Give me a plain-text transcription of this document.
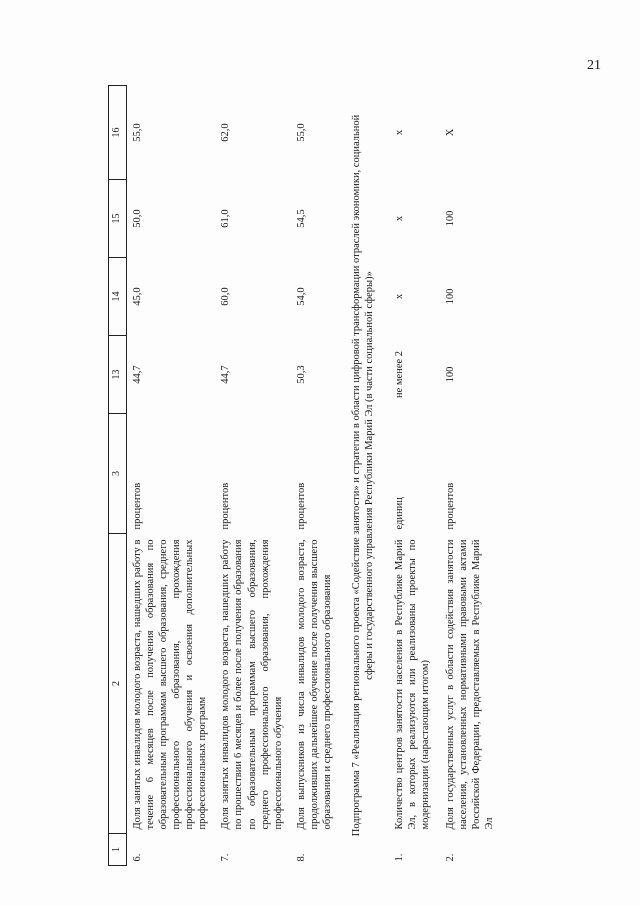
21
1	2	3	13	14	15	16
6.	Доля занятых инвалидов молодого возраста, нашедших работу в течение 6 месяцев после получения образования по образовательным программам высшего образования, среднего профессионального образования, прохождения профессионального обучения и освоения дополнительных профессиональных программ	процентов	44,7	45,0	50,0	55,0
7.	Доля занятых инвалидов молодого возраста, нашедших работу по прошествии 6 месяцев и более после получения образования по образовательным программам высшего образования, среднего профессионального образования, прохождения профессионального обучения	процентов	44,7	60,0	61,0	62,0
8.	Доля выпускников из числа инвалидов молодого возраста, продолживших дальнейшее обучение после получения высшего образования и среднего профессионального образования	процентов	50,3	54,0	54,5	55,0
Подпрограмма 7 «Реализация регионального проекта «Содействие занятости» и стратегии в области цифровой трансформации отраслей экономики, социальной сферы и государственного управления Республики Марий Эл (в части социальной сферы)»						
1.	Количество центров занятости населения в Республике Марий Эл, в которых реализуются или реализованы проекты по модернизации (нарастающим итогом)	единиц	не менее 2	х	х	х
2.	Доля государственных услуг в области содействия занятости населения, установленных нормативными правовыми актами Российской Федерации, предоставляемых в Республике Марий Эл	процентов	100	100	100	Х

****

STATED PROBLEM:
From the listing above, collect every line that mentions the word "области".

ANSWER TO THIS TASK:
Подпрограмма 7 «Реализация регионального проекта «Содействие занятости» и стратегии в области цифровой трансформации отраслей экономики, социальной сферы и государственного управления Республики Марий Эл (в части социальной сферы)»						
2.	Доля государственных услуг в области содействия занятости населения, установленных нормативными правовыми актами Российской Федерации, предоставляемых в Республике Марий Эл	процентов	100	100	100	Х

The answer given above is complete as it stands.